## start Data excerpts

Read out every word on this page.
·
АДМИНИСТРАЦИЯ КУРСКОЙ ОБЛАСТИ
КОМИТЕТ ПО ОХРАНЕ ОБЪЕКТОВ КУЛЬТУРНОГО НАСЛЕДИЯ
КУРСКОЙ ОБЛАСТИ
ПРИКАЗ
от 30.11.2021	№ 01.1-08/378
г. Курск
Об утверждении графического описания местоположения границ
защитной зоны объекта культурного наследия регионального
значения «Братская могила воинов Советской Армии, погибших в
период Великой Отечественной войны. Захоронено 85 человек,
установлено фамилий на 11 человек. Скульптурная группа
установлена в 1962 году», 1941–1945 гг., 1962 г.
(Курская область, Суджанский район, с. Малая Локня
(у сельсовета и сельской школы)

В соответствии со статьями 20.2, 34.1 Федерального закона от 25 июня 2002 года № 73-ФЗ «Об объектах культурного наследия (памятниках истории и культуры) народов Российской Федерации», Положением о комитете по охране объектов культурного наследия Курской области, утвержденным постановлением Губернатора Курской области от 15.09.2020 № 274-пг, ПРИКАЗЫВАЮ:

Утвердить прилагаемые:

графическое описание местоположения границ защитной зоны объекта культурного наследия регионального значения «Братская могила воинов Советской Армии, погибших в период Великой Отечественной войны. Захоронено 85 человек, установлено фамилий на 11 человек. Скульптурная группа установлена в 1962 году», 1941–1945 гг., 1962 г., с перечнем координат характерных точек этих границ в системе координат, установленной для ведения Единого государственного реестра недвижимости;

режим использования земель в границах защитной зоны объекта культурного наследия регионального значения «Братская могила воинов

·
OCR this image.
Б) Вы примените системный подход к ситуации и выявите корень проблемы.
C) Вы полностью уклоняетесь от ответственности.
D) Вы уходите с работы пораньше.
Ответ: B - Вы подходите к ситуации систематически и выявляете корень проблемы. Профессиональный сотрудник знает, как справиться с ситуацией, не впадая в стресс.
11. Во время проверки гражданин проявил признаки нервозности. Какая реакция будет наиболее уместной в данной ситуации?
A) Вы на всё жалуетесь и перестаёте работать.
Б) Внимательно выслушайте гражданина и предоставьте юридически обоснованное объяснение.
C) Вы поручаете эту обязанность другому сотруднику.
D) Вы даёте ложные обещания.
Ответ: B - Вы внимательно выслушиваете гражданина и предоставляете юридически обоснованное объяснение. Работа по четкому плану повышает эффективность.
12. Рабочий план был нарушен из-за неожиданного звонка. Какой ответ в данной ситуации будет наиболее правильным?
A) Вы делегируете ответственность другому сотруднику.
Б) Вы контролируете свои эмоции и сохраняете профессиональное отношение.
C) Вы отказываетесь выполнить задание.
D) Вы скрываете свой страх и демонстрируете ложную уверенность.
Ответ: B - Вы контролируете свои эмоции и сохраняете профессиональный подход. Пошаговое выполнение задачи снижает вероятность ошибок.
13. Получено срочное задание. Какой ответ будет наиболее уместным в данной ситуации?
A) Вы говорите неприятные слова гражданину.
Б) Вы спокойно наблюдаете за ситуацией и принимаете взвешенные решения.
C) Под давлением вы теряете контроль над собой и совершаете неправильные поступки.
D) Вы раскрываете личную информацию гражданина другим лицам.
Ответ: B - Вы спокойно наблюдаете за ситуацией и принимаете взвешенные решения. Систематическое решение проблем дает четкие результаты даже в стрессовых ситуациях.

## end Data excerpts

■ **Written request**:
Each line above must be reproduced exactly as it stands.

■ **Solution to the problem**:
Read out every word on this page.
·
АДМИНИСТРАЦИЯ КУРСКОЙ ОБЛАСТИ
КОМИТЕТ ПО ОХРАНЕ ОБЪЕКТОВ КУЛЬТУРНОГО НАСЛЕДИЯ
КУРСКОЙ ОБЛАСТИ
ПРИКАЗ
от 30.11.2021	№ 01.1-08/378
г. Курск
Об утверждении графического описания местоположения границ
защитной зоны объекта культурного наследия регионального
значения «Братская могила воинов Советской Армии, погибших в
период Великой Отечественной войны. Захоронено 85 человек,
установлено фамилий на 11 человек. Скульптурная группа
установлена в 1962 году», 1941–1945 гг., 1962 г.
(Курская область, Суджанский район, с. Малая Локня
(у сельсовета и сельской школы)

В соответствии со статьями 20.2, 34.1 Федерального закона от 25 июня 2002 года № 73-ФЗ «Об объектах культурного наследия (памятниках истории и культуры) народов Российской Федерации», Положением о комитете по охране объектов культурного наследия Курской области, утвержденным постановлением Губернатора Курской области от 15.09.2020 № 274-пг, ПРИКАЗЫВАЮ:

Утвердить прилагаемые:

графическое описание местоположения границ защитной зоны объекта культурного наследия регионального значения «Братская могила воинов Советской Армии, погибших в период Великой Отечественной войны. Захоронено 85 человек, установлено фамилий на 11 человек. Скульптурная группа установлена в 1962 году», 1941–1945 гг., 1962 г., с перечнем координат характерных точек этих границ в системе координат, установленной для ведения Единого государственного реестра недвижимости;

режим использования земель в границах защитной зоны объекта культурного наследия регионального значения «Братская могила воинов

·
OCR this image.
Б) Вы примените системный подход к ситуации и выявите корень проблемы.
C) Вы полностью уклоняетесь от ответственности.
D) Вы уходите с работы пораньше.
Ответ: B - Вы подходите к ситуации систематически и выявляете корень проблемы. Профессиональный сотрудник знает, как справиться с ситуацией, не впадая в стресс.
11. Во время проверки гражданин проявил признаки нервозности. Какая реакция будет наиболее уместной в данной ситуации?
A) Вы на всё жалуетесь и перестаёте работать.
Б) Внимательно выслушайте гражданина и предоставьте юридически обоснованное объяснение.
C) Вы поручаете эту обязанность другому сотруднику.
D) Вы даёте ложные обещания.
Ответ: B - Вы внимательно выслушиваете гражданина и предоставляете юридически обоснованное объяснение. Работа по четкому плану повышает эффективность.
12. Рабочий план был нарушен из-за неожиданного звонка. Какой ответ в данной ситуации будет наиболее правильным?
A) Вы делегируете ответственность другому сотруднику.
Б) Вы контролируете свои эмоции и сохраняете профессиональное отношение.
C) Вы отказываетесь выполнить задание.
D) Вы скрываете свой страх и демонстрируете ложную уверенность.
Ответ: B - Вы контролируете свои эмоции и сохраняете профессиональный подход. Пошаговое выполнение задачи снижает вероятность ошибок.
13. Получено срочное задание. Какой ответ будет наиболее уместным в данной ситуации?
A) Вы говорите неприятные слова гражданину.
Б) Вы спокойно наблюдаете за ситуацией и принимаете взвешенные решения.
C) Под давлением вы теряете контроль над собой и совершаете неправильные поступки.
D) Вы раскрываете личную информацию гражданина другим лицам.
Ответ: B - Вы спокойно наблюдаете за ситуацией и принимаете взвешенные решения. Систематическое решение проблем дает четкие результаты даже в стрессовых ситуациях.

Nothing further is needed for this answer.